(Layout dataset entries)
======
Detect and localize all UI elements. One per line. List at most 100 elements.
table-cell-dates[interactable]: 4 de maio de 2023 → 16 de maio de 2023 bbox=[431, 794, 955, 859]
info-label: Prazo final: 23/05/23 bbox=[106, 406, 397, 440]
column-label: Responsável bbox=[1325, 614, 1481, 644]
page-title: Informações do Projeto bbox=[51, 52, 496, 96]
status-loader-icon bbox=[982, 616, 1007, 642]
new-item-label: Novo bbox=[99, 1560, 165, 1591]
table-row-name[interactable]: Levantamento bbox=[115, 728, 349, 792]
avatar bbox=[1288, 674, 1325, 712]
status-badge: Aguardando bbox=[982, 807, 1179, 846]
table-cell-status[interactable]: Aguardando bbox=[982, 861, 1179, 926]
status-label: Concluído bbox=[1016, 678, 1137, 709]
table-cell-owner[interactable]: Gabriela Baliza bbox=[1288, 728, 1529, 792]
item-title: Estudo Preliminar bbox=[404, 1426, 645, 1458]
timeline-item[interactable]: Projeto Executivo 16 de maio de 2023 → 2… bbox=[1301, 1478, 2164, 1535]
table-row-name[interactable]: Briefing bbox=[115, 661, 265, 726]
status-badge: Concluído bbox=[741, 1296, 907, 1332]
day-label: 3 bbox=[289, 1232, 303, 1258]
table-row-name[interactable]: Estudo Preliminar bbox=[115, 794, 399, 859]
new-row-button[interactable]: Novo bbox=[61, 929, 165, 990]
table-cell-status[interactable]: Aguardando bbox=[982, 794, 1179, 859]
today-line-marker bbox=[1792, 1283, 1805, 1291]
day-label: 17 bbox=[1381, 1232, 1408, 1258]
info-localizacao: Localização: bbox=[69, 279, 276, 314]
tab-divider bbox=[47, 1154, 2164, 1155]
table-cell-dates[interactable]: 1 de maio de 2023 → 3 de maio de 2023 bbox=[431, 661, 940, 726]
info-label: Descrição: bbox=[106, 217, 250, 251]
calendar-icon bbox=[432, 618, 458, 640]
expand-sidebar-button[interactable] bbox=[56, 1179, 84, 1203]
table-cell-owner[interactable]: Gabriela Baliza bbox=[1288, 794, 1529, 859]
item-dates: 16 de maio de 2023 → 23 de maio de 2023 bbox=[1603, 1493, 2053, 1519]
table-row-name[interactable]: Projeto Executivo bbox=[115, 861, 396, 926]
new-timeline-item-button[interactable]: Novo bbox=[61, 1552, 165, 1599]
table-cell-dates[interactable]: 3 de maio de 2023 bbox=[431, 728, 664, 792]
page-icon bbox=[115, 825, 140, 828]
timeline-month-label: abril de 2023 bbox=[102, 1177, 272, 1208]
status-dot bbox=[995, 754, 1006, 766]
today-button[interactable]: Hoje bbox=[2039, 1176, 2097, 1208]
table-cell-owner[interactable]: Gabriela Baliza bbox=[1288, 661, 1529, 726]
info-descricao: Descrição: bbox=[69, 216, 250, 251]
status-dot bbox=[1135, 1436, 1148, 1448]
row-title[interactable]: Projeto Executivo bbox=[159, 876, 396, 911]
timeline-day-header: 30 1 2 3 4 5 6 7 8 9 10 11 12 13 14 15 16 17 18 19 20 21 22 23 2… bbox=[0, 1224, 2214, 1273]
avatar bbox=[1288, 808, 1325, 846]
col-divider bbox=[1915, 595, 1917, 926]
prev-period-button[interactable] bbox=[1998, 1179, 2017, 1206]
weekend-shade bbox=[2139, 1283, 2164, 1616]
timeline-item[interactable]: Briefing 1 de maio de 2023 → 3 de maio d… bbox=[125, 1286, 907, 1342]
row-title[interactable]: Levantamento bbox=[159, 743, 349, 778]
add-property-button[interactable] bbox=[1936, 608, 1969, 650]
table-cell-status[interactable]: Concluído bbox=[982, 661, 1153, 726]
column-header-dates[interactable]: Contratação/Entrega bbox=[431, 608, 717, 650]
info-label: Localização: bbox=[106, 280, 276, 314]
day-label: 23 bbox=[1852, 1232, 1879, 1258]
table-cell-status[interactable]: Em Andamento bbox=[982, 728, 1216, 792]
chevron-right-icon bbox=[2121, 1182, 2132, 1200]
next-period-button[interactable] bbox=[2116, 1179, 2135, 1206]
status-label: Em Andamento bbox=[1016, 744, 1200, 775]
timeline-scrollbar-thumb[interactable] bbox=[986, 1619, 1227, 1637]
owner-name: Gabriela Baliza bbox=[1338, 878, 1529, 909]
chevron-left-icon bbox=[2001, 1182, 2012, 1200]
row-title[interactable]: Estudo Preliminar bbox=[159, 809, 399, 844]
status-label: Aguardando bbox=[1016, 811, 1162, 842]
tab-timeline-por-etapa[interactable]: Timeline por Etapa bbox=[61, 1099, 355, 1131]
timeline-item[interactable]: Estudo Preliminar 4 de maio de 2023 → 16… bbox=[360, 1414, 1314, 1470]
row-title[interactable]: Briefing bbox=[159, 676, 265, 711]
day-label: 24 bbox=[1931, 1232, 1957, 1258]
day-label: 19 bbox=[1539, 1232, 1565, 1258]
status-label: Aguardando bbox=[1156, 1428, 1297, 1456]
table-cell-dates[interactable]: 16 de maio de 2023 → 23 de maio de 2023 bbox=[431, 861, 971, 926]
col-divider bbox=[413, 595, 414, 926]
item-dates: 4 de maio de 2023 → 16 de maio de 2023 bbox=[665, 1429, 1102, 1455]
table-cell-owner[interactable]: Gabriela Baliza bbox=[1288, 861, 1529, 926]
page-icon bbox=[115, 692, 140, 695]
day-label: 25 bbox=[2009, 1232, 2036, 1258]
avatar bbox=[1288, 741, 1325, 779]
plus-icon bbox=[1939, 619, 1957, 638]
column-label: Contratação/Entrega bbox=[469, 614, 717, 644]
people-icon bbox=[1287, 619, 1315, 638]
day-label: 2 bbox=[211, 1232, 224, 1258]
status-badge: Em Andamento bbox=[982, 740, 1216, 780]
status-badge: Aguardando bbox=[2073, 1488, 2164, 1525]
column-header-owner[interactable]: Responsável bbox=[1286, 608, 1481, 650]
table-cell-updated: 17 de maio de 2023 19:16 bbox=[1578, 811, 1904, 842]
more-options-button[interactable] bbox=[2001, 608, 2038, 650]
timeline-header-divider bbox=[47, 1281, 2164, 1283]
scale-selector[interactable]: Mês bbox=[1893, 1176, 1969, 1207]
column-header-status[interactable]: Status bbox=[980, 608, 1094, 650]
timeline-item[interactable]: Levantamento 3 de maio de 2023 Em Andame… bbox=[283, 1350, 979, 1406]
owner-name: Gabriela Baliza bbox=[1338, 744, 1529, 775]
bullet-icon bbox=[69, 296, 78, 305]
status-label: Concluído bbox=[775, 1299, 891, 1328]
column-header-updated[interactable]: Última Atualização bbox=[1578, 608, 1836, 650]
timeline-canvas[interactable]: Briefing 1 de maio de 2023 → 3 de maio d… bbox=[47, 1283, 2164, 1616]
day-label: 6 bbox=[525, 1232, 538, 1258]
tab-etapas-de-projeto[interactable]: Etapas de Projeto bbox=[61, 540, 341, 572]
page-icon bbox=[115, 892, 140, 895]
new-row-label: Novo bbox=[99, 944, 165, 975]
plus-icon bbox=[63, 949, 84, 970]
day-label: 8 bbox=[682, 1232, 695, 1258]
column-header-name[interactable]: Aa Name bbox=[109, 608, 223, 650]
======
Give back the listing above line for line, with no changes.

Detect and localize all UI elements. One per line. List at most 100 elements.
table-cell-dates[interactable]: 4 de maio de 2023 → 16 de maio de 2023 bbox=[431, 794, 955, 859]
info-label: Prazo final: 23/05/23 bbox=[106, 406, 397, 440]
column-label: Responsável bbox=[1325, 614, 1481, 644]
page-title: Informações do Projeto bbox=[51, 52, 496, 96]
status-loader-icon bbox=[982, 616, 1007, 642]
new-item-label: Novo bbox=[99, 1560, 165, 1591]
table-row-name[interactable]: Levantamento bbox=[115, 728, 349, 792]
avatar bbox=[1288, 674, 1325, 712]
status-badge: Aguardando bbox=[982, 807, 1179, 846]
table-cell-status[interactable]: Aguardando bbox=[982, 861, 1179, 926]
status-label: Concluído bbox=[1016, 678, 1137, 709]
table-cell-owner[interactable]: Gabriela Baliza bbox=[1288, 728, 1529, 792]
item-title: Estudo Preliminar bbox=[404, 1426, 645, 1458]
timeline-item[interactable]: Projeto Executivo 16 de maio de 2023 → 2… bbox=[1301, 1478, 2164, 1535]
table-row-name[interactable]: Briefing bbox=[115, 661, 265, 726]
status-badge: Concluído bbox=[741, 1296, 907, 1332]
day-label: 3 bbox=[289, 1232, 303, 1258]
table-row-name[interactable]: Estudo Preliminar bbox=[115, 794, 399, 859]
new-row-button[interactable]: Novo bbox=[61, 929, 165, 990]
table-cell-status[interactable]: Aguardando bbox=[982, 794, 1179, 859]
today-line-marker bbox=[1792, 1283, 1805, 1291]
day-label: 17 bbox=[1381, 1232, 1408, 1258]
info-localizacao: Localização: bbox=[69, 279, 276, 314]
tab-divider bbox=[47, 1154, 2164, 1155]
table-cell-dates[interactable]: 1 de maio de 2023 → 3 de maio de 2023 bbox=[431, 661, 940, 726]
info-label: Descrição: bbox=[106, 217, 250, 251]
calendar-icon bbox=[432, 618, 458, 640]
expand-sidebar-button[interactable] bbox=[56, 1179, 84, 1203]
table-cell-owner[interactable]: Gabriela Baliza bbox=[1288, 794, 1529, 859]
item-dates: 16 de maio de 2023 → 23 de maio de 2023 bbox=[1603, 1493, 2053, 1519]
table-row-name[interactable]: Projeto Executivo bbox=[115, 861, 396, 926]
new-timeline-item-button[interactable]: Novo bbox=[61, 1552, 165, 1599]
table-cell-dates[interactable]: 3 de maio de 2023 bbox=[431, 728, 664, 792]
page-icon bbox=[115, 825, 140, 828]
timeline-month-label: abril de 2023 bbox=[102, 1177, 272, 1208]
status-dot bbox=[995, 754, 1006, 766]
today-button[interactable]: Hoje bbox=[2039, 1176, 2097, 1208]
table-cell-owner[interactable]: Gabriela Baliza bbox=[1288, 661, 1529, 726]
info-descricao: Descrição: bbox=[69, 216, 250, 251]
status-dot bbox=[1135, 1436, 1148, 1448]
row-title[interactable]: Projeto Executivo bbox=[159, 876, 396, 911]
timeline-day-header: 30 1 2 3 4 5 6 7 8 9 10 11 12 13 14 15 16 17 18 19 20 21 22 23 2… bbox=[0, 1224, 2214, 1273]
avatar bbox=[1288, 808, 1325, 846]
col-divider bbox=[1915, 595, 1917, 926]
prev-period-button[interactable] bbox=[1998, 1179, 2017, 1206]
weekend-shade bbox=[2139, 1283, 2164, 1616]
timeline-item[interactable]: Briefing 1 de maio de 2023 → 3 de maio d… bbox=[125, 1286, 907, 1342]
row-title[interactable]: Levantamento bbox=[159, 743, 349, 778]
add-property-button[interactable] bbox=[1936, 608, 1969, 650]
table-cell-status[interactable]: Concluído bbox=[982, 661, 1153, 726]
column-header-dates[interactable]: Contratação/Entrega bbox=[431, 608, 717, 650]
info-label: Localização: bbox=[106, 280, 276, 314]
day-label: 23 bbox=[1852, 1232, 1879, 1258]
table-cell-status[interactable]: Em Andamento bbox=[982, 728, 1216, 792]
chevron-right-icon bbox=[2121, 1182, 2132, 1200]
next-period-button[interactable] bbox=[2116, 1179, 2135, 1206]
status-label: Em Andamento bbox=[1016, 744, 1200, 775]
timeline-scrollbar-thumb[interactable] bbox=[986, 1619, 1227, 1637]
owner-name: Gabriela Baliza bbox=[1338, 878, 1529, 909]
chevron-left-icon bbox=[2001, 1182, 2012, 1200]
row-title[interactable]: Estudo Preliminar bbox=[159, 809, 399, 844]
status-label: Aguardando bbox=[1016, 811, 1162, 842]
tab-timeline-por-etapa[interactable]: Timeline por Etapa bbox=[61, 1099, 355, 1131]
timeline-item[interactable]: Estudo Preliminar 4 de maio de 2023 → 16… bbox=[360, 1414, 1314, 1470]
row-title[interactable]: Briefing bbox=[159, 676, 265, 711]
day-label: 24 bbox=[1931, 1232, 1957, 1258]
day-label: 19 bbox=[1539, 1232, 1565, 1258]
status-label: Aguardando bbox=[1156, 1428, 1297, 1456]
table-cell-dates[interactable]: 16 de maio de 2023 → 23 de maio de 2023 bbox=[431, 861, 971, 926]
col-divider bbox=[413, 595, 414, 926]
item-dates: 4 de maio de 2023 → 16 de maio de 2023 bbox=[665, 1429, 1102, 1455]
table-cell-owner[interactable]: Gabriela Baliza bbox=[1288, 861, 1529, 926]
page-icon bbox=[115, 692, 140, 695]
day-label: 25 bbox=[2009, 1232, 2036, 1258]
avatar bbox=[1288, 741, 1325, 779]
plus-icon bbox=[1939, 619, 1957, 638]
column-label: Contratação/Entrega bbox=[469, 614, 717, 644]
people-icon bbox=[1287, 619, 1315, 638]
day-label: 2 bbox=[211, 1232, 224, 1258]
status-badge: Em Andamento bbox=[982, 740, 1216, 780]
status-badge: Aguardando bbox=[2073, 1488, 2164, 1525]
column-header-owner[interactable]: Responsável bbox=[1286, 608, 1481, 650]
table-cell-updated: 17 de maio de 2023 19:16 bbox=[1578, 811, 1904, 842]
more-options-button[interactable] bbox=[2001, 608, 2038, 650]
timeline-header-divider bbox=[47, 1281, 2164, 1283]
scale-selector[interactable]: Mês bbox=[1893, 1176, 1969, 1207]
column-header-status[interactable]: Status bbox=[980, 608, 1094, 650]
timeline-item[interactable]: Levantamento 3 de maio de 2023 Em Andame… bbox=[283, 1350, 979, 1406]
owner-name: Gabriela Baliza bbox=[1338, 744, 1529, 775]
bullet-icon bbox=[69, 296, 78, 305]
status-label: Concluído bbox=[775, 1299, 891, 1328]
column-header-updated[interactable]: Última Atualização bbox=[1578, 608, 1836, 650]
timeline-canvas[interactable]: Briefing 1 de maio de 2023 → 3 de maio d… bbox=[47, 1283, 2164, 1616]
day-label: 6 bbox=[525, 1232, 538, 1258]
tab-etapas-de-projeto[interactable]: Etapas de Projeto bbox=[61, 540, 341, 572]
page-icon bbox=[115, 892, 140, 895]
new-row-label: Novo bbox=[99, 944, 165, 975]
plus-icon bbox=[63, 949, 84, 970]
day-label: 8 bbox=[682, 1232, 695, 1258]
column-header-name[interactable]: Aa Name bbox=[109, 608, 223, 650]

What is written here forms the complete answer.